Extract from the listing each line in which the word "целях" appears.

######

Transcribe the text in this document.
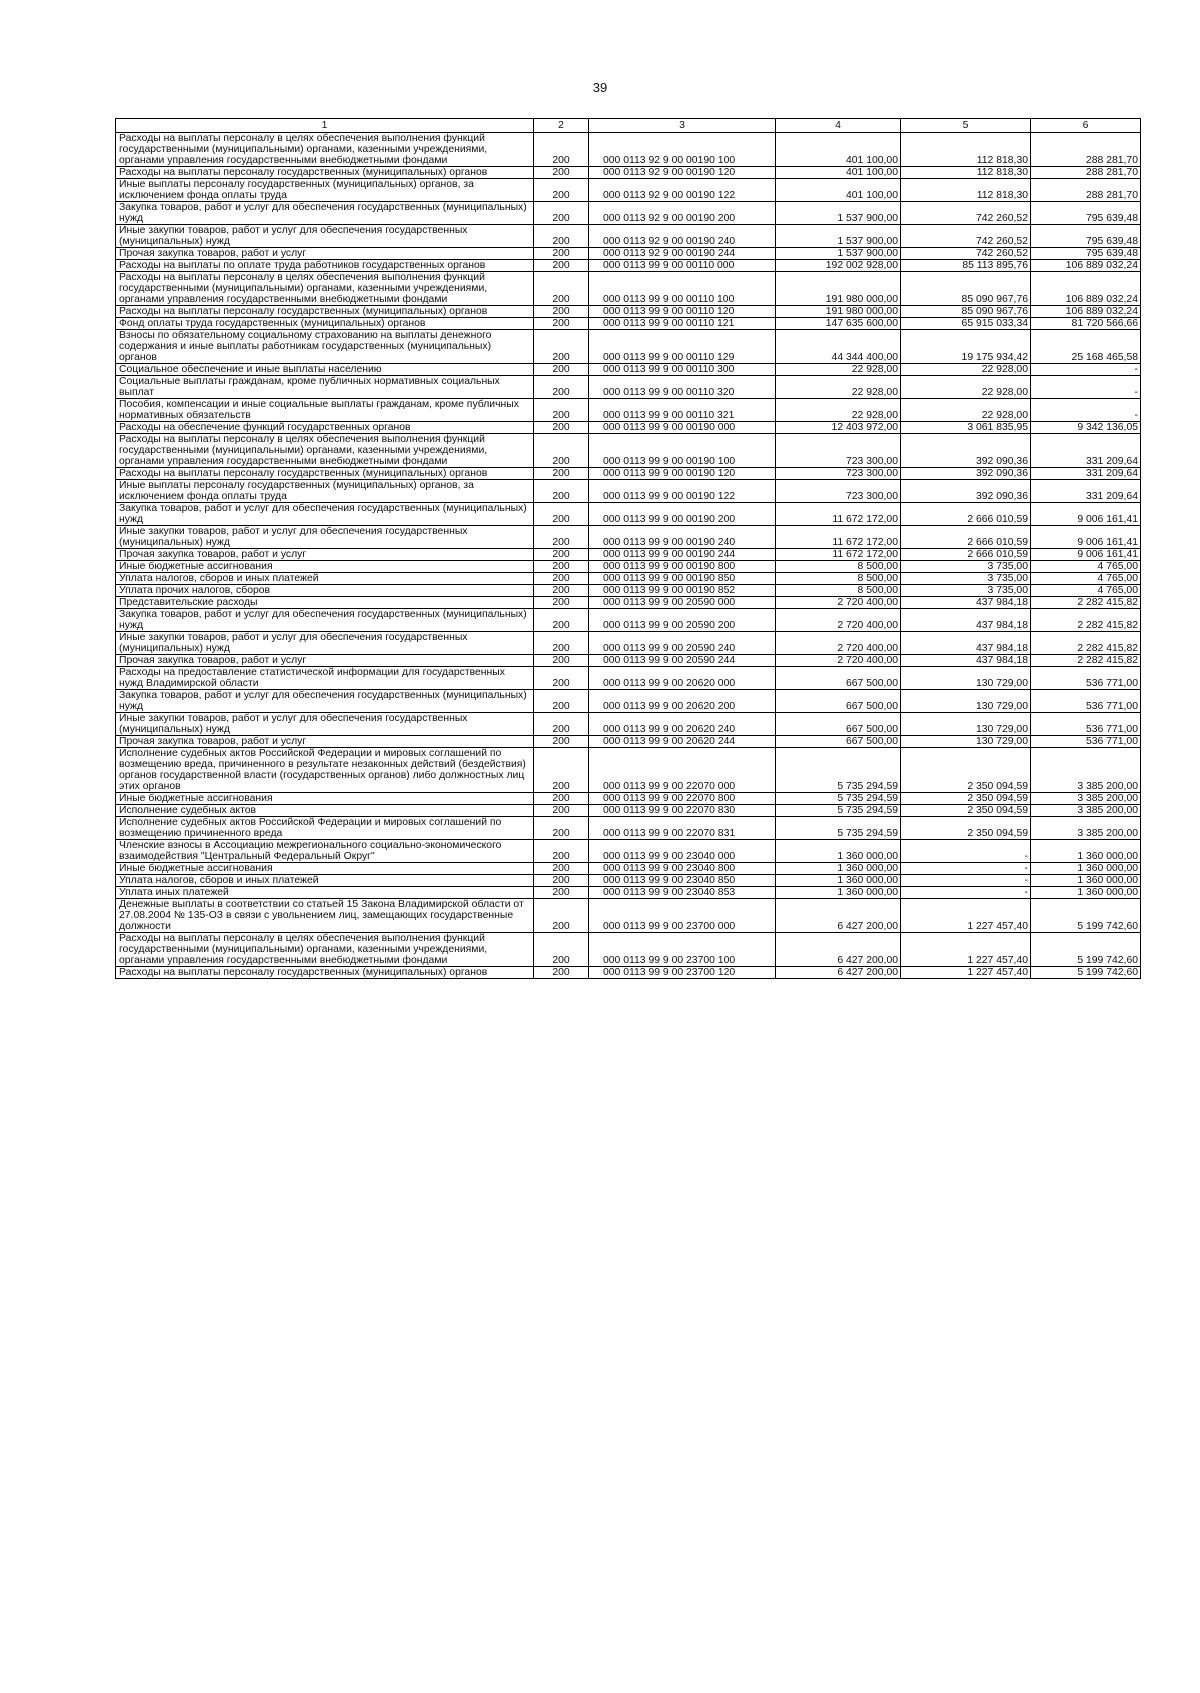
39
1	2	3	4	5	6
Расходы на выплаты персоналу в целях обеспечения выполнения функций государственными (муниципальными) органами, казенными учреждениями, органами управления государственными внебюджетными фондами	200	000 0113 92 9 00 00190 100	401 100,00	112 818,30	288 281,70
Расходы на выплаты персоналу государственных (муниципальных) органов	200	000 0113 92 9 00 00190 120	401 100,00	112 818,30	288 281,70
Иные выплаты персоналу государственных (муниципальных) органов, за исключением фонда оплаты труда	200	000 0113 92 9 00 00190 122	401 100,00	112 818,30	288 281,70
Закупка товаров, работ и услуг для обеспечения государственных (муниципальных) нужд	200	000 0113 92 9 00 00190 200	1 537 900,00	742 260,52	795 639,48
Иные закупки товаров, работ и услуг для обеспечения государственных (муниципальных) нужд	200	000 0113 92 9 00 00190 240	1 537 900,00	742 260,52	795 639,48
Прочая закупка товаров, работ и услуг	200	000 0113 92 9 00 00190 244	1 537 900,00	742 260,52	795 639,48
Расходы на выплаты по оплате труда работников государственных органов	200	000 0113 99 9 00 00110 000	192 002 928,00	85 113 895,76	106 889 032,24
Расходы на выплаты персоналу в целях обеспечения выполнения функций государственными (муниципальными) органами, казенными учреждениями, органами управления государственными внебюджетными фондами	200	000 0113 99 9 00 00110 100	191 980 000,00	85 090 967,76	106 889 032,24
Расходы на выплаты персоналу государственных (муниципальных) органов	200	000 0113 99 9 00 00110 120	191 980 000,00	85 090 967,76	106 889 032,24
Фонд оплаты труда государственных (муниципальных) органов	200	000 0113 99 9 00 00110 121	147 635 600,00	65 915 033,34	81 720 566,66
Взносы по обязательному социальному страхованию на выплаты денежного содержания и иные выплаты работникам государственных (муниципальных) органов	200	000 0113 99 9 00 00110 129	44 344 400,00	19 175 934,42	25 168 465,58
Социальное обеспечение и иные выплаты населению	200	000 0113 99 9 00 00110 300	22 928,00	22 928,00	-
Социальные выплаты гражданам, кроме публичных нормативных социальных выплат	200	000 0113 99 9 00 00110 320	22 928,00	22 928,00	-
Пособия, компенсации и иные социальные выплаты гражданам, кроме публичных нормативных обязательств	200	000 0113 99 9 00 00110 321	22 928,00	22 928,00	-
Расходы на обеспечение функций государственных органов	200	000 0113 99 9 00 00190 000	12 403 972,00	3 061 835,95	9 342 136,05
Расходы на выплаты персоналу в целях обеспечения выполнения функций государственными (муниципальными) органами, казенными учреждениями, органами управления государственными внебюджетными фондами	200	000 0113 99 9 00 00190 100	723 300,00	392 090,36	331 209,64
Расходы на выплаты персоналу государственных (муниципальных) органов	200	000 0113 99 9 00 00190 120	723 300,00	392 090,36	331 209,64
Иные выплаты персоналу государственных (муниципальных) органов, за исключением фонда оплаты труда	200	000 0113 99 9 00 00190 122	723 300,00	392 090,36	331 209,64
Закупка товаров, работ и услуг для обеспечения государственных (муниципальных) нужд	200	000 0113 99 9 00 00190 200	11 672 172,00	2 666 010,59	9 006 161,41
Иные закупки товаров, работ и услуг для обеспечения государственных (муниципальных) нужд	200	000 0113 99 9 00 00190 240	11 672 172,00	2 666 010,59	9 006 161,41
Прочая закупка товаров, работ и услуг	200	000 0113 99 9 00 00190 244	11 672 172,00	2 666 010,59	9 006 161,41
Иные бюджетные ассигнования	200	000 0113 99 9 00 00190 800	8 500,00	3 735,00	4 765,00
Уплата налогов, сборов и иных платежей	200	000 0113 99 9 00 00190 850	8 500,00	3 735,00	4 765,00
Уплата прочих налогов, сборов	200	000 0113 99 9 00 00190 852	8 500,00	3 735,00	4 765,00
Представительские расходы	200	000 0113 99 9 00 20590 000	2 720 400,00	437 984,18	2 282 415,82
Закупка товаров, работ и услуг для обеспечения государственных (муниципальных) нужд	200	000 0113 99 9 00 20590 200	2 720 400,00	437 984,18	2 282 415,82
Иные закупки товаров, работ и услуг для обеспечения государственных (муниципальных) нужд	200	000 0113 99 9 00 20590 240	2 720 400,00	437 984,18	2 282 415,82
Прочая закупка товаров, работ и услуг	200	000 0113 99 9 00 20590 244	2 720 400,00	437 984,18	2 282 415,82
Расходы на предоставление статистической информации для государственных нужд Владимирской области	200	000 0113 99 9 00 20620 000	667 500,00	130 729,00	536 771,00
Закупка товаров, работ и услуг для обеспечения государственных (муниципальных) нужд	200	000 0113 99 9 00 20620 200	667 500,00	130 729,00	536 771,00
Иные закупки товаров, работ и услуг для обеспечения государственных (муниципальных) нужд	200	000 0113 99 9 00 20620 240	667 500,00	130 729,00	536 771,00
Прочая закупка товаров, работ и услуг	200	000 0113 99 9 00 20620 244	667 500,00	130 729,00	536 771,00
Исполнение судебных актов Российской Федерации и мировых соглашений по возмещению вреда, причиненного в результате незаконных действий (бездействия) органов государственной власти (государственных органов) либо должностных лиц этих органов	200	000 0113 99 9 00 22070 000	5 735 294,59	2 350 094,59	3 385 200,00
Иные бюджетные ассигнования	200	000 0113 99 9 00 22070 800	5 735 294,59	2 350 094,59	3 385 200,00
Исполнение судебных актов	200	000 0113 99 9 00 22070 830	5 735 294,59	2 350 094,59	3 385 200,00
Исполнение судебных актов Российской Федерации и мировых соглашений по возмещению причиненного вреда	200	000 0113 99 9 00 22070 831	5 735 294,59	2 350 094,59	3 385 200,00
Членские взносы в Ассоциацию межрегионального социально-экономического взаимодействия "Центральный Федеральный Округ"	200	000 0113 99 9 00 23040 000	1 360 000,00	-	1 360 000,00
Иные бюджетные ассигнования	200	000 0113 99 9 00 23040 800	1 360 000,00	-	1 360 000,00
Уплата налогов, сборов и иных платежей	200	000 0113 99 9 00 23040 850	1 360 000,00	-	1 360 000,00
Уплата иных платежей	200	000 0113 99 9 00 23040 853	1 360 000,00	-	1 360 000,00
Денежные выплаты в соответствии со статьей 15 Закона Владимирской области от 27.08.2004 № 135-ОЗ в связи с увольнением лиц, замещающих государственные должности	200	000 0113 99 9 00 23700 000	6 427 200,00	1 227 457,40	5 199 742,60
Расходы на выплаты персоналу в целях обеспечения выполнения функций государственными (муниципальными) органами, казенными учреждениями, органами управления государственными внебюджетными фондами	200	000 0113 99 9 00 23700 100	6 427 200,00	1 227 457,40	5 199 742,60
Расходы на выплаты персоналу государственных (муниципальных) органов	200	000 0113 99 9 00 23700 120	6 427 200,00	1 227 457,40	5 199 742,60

######

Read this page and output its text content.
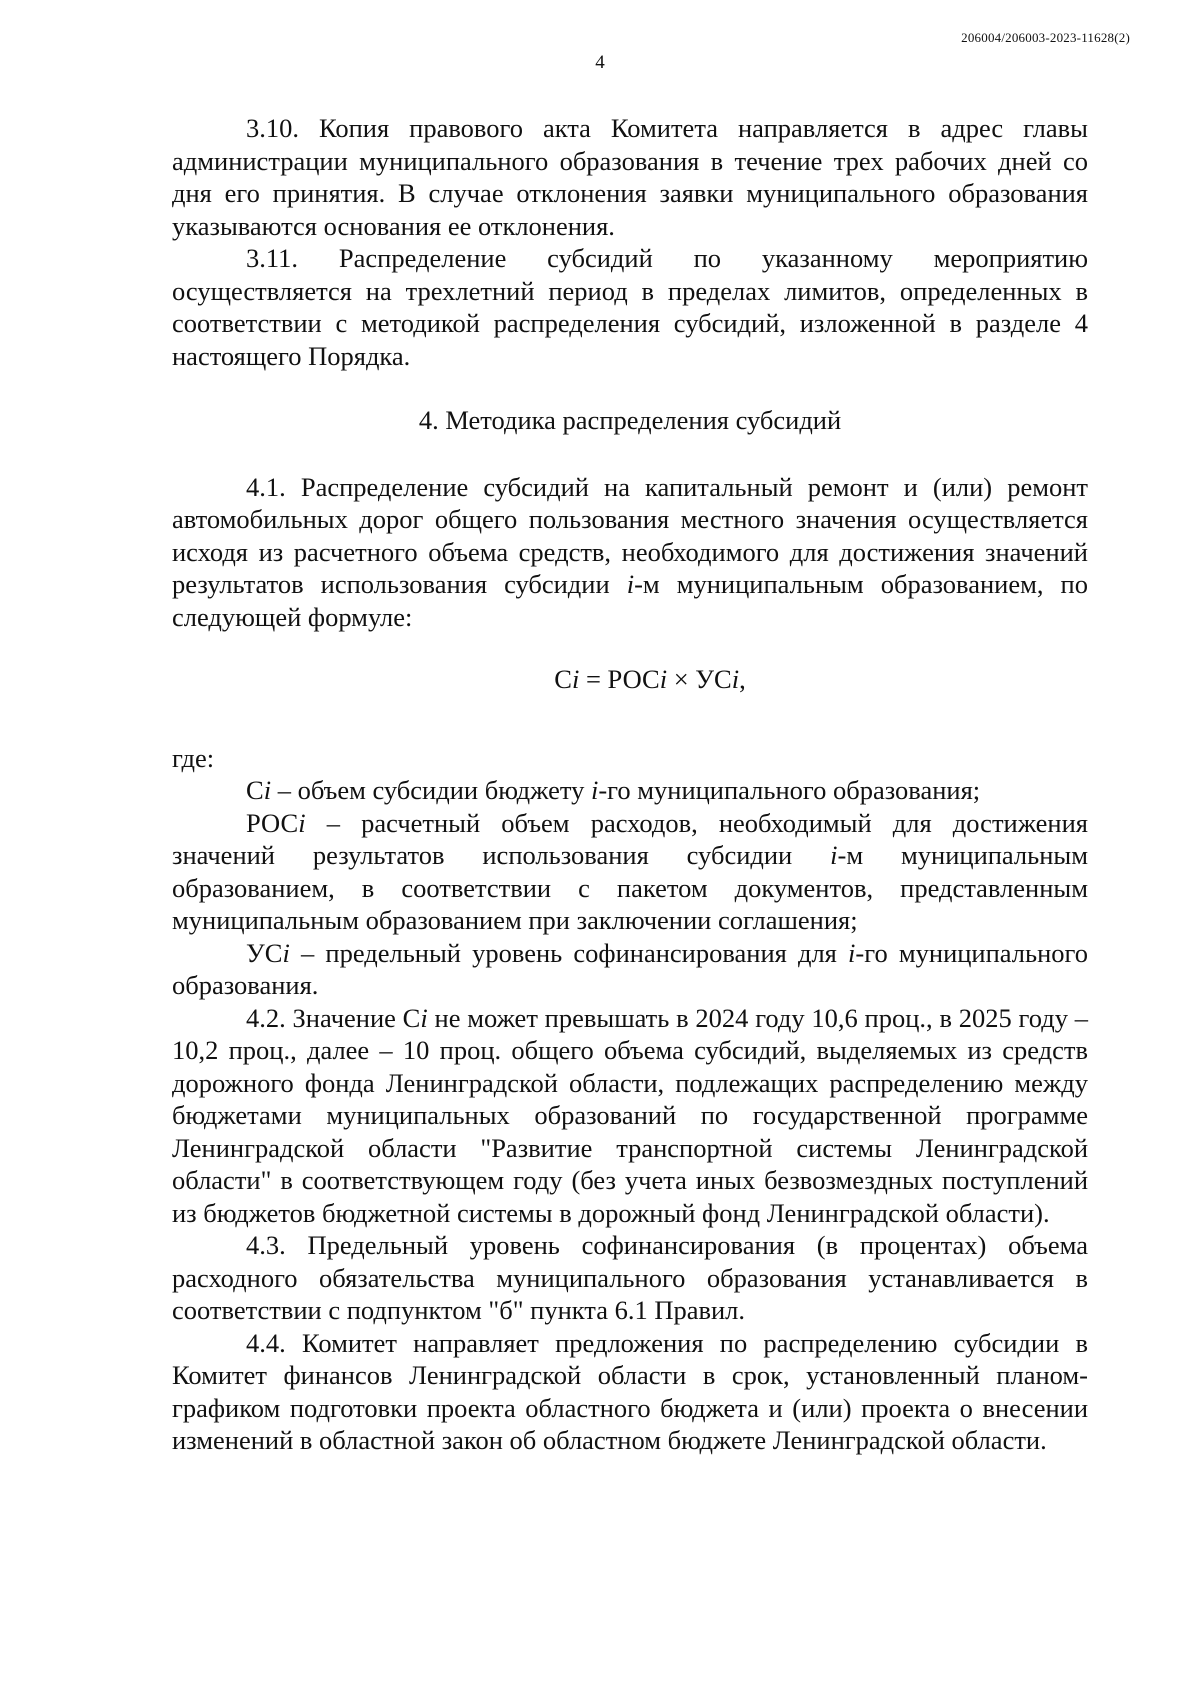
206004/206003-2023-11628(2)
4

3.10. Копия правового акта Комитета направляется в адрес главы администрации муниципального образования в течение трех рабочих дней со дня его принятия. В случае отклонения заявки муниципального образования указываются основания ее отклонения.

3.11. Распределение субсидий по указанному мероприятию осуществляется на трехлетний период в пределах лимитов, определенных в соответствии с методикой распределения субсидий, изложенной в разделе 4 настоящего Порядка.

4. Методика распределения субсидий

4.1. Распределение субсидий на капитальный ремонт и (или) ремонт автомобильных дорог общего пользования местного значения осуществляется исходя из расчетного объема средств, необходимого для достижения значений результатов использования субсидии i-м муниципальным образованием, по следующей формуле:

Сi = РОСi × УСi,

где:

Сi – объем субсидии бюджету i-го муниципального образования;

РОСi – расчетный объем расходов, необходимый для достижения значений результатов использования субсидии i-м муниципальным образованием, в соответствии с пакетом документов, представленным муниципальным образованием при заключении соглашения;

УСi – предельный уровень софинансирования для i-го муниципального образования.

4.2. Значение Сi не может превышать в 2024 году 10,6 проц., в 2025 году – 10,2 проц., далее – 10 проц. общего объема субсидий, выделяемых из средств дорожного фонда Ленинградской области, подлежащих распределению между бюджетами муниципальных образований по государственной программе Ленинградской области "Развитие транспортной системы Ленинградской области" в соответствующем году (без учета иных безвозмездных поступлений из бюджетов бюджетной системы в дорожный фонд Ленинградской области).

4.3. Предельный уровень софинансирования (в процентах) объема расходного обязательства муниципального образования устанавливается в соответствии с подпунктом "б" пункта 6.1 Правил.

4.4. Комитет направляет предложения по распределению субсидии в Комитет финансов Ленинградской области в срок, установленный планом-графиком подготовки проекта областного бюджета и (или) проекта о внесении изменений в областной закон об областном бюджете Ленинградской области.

######

> _Response for this exercise_
Расходы на выплаты персоналу в целях обеспечения выполнения функций государственными (муниципальными) органами, казенными учреждениями, органами управления государственными внебюджетными фондами	200	000 0113 92 9 00 00190 100	401 100,00	112 818,30	288 281,70
Расходы на выплаты персоналу в целях обеспечения выполнения функций государственными (муниципальными) органами, казенными учреждениями, органами управления государственными внебюджетными фондами	200	000 0113 99 9 00 00110 100	191 980 000,00	85 090 967,76	106 889 032,24
Расходы на выплаты персоналу в целях обеспечения выполнения функций государственными (муниципальными) органами, казенными учреждениями, органами управления государственными внебюджетными фондами	200	000 0113 99 9 00 00190 100	723 300,00	392 090,36	331 209,64
Расходы на выплаты персоналу в целях обеспечения выполнения функций государственными (муниципальными) органами, казенными учреждениями, органами управления государственными внебюджетными фондами	200	000 0113 99 9 00 23700 100	6 427 200,00	1 227 457,40	5 199 742,60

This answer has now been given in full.